- **Goal**
Transcribe the records exactly from the line with "OCR this image." to the end, both included.

(Data records)
** START **
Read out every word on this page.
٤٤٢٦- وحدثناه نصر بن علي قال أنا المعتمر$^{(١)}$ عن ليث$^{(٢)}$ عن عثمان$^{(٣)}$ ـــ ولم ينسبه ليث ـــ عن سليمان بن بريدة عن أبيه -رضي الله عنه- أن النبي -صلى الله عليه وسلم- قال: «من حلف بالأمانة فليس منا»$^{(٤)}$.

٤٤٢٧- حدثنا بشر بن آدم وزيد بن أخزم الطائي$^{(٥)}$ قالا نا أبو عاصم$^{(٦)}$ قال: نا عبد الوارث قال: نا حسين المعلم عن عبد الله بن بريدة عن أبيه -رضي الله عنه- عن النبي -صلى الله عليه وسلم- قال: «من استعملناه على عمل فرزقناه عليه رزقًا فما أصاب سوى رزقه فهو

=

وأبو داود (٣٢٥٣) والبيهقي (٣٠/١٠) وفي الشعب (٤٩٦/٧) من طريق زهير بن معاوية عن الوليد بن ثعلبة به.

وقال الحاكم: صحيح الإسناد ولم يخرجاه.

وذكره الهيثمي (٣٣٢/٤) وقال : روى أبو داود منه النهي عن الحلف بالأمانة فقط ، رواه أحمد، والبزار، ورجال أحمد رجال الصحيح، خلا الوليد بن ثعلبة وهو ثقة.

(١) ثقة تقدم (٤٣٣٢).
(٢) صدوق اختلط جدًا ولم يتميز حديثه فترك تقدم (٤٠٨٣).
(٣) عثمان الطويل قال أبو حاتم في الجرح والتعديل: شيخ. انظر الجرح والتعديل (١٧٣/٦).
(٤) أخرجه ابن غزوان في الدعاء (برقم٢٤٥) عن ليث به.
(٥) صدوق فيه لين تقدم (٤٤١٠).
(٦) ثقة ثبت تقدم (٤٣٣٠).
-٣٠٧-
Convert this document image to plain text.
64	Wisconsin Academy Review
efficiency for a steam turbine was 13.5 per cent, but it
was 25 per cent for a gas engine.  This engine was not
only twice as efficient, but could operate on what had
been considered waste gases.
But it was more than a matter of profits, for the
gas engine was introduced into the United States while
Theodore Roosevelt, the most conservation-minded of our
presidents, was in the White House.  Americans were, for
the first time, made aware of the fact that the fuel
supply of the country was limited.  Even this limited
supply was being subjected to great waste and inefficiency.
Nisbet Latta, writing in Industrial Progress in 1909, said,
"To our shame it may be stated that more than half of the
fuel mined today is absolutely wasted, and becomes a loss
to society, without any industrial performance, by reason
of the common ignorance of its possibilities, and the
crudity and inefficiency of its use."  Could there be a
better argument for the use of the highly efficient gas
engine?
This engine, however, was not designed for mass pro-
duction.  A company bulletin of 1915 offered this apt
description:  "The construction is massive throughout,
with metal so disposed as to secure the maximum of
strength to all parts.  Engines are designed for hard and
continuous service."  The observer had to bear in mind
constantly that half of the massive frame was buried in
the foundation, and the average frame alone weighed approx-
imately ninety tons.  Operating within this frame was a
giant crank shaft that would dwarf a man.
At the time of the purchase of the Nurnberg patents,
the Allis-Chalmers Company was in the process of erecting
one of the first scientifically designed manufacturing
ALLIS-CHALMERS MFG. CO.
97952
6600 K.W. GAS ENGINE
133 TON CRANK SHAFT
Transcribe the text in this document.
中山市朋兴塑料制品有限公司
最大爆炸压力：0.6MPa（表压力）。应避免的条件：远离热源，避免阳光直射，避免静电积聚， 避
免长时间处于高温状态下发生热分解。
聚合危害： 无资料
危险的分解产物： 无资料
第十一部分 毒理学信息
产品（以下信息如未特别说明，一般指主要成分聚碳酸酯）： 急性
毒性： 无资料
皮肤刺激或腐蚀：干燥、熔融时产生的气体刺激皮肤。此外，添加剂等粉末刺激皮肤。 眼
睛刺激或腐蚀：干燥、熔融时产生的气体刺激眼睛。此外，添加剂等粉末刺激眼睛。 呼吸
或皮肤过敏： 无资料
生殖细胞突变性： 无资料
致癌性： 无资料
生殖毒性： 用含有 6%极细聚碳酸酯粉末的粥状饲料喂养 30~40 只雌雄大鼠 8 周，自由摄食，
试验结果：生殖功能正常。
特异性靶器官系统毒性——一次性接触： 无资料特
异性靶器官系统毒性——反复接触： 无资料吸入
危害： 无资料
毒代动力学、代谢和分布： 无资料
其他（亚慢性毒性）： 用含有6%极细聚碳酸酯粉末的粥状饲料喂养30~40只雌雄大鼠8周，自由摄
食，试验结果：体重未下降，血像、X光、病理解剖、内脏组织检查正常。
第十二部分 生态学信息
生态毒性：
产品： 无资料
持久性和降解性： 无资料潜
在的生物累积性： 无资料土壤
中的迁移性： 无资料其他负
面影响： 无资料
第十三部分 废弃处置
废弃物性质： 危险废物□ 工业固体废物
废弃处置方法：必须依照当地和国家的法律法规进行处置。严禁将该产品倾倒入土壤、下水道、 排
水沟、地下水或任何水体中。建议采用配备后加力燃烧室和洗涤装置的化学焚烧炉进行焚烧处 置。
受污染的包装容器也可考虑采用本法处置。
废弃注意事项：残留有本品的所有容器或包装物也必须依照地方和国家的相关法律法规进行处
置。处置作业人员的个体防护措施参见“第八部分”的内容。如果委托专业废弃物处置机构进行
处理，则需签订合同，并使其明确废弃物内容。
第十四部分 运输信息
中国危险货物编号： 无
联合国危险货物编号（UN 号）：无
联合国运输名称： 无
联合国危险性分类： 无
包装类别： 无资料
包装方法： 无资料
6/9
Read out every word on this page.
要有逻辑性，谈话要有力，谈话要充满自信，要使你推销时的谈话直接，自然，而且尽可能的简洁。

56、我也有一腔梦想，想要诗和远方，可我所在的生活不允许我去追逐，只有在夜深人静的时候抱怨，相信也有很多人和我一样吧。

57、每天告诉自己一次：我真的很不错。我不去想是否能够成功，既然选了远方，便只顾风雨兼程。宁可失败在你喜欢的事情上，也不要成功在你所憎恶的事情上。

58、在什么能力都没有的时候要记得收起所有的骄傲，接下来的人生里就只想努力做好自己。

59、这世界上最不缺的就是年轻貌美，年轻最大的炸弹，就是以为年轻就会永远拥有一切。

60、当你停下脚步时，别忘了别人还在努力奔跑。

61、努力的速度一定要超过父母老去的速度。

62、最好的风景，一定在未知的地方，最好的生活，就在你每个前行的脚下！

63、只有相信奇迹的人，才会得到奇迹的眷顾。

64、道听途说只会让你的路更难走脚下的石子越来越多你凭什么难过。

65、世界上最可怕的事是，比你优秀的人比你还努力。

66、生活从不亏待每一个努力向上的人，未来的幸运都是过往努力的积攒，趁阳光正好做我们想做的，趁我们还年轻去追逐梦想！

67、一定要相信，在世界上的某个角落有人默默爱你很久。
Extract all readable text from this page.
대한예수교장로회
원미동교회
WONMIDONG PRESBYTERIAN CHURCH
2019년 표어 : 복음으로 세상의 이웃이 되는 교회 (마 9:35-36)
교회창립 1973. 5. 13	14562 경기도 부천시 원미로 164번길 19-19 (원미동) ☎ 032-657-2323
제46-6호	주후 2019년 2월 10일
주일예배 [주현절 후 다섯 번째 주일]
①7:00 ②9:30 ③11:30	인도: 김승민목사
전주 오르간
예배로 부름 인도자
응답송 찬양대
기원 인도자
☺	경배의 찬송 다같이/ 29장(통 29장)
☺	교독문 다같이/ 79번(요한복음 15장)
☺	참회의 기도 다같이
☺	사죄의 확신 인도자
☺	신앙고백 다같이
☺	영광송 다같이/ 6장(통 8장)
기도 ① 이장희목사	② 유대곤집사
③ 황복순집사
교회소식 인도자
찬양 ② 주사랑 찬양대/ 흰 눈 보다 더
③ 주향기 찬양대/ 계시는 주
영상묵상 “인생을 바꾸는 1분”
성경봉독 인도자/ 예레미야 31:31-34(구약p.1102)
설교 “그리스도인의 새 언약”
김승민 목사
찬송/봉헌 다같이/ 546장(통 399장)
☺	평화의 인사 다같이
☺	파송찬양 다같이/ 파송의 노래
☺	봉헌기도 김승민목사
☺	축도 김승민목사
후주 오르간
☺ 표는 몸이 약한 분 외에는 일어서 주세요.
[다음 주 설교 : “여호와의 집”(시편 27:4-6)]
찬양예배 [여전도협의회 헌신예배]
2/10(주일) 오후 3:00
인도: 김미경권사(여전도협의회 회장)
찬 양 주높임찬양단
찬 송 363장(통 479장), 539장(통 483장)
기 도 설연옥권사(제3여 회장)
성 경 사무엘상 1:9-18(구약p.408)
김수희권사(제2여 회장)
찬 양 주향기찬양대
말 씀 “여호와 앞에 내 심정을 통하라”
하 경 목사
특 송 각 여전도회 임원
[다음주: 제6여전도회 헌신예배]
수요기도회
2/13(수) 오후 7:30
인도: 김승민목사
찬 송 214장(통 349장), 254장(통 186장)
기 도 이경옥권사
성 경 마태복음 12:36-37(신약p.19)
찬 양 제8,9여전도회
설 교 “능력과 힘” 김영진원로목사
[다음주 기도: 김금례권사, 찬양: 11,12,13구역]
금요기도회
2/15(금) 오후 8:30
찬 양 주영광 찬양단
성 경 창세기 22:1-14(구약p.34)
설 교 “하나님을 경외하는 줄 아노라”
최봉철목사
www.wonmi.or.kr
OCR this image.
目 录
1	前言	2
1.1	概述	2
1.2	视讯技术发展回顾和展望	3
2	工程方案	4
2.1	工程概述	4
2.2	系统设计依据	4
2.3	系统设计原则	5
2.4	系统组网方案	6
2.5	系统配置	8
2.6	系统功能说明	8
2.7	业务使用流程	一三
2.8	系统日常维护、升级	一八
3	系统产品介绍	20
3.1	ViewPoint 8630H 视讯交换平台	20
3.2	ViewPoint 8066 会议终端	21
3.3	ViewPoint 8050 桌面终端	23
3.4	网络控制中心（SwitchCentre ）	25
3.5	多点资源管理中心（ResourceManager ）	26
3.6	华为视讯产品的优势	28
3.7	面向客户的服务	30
** END **
- **Response**
OCR this image.
目 录
1	前言	2
1.1	概述	2
1.2	视讯技术发展回顾和展望	3
2	工程方案	4
2.1	工程概述	4
2.2	系统设计依据	4
2.3	系统设计原则	5
2.4	系统组网方案	6
2.5	系统配置	8
2.6	系统功能说明	8
2.7	业务使用流程	一三
2.8	系统日常维护、升级	一八
3	系统产品介绍	20
3.1	ViewPoint 8630H 视讯交换平台	20
3.2	ViewPoint 8066 会议终端	21
3.3	ViewPoint 8050 桌面终端	23
3.4	网络控制中心（SwitchCentre ）	25
3.5	多点资源管理中心（ResourceManager ）	26
3.6	华为视讯产品的优势	28
3.7	面向客户的服务	30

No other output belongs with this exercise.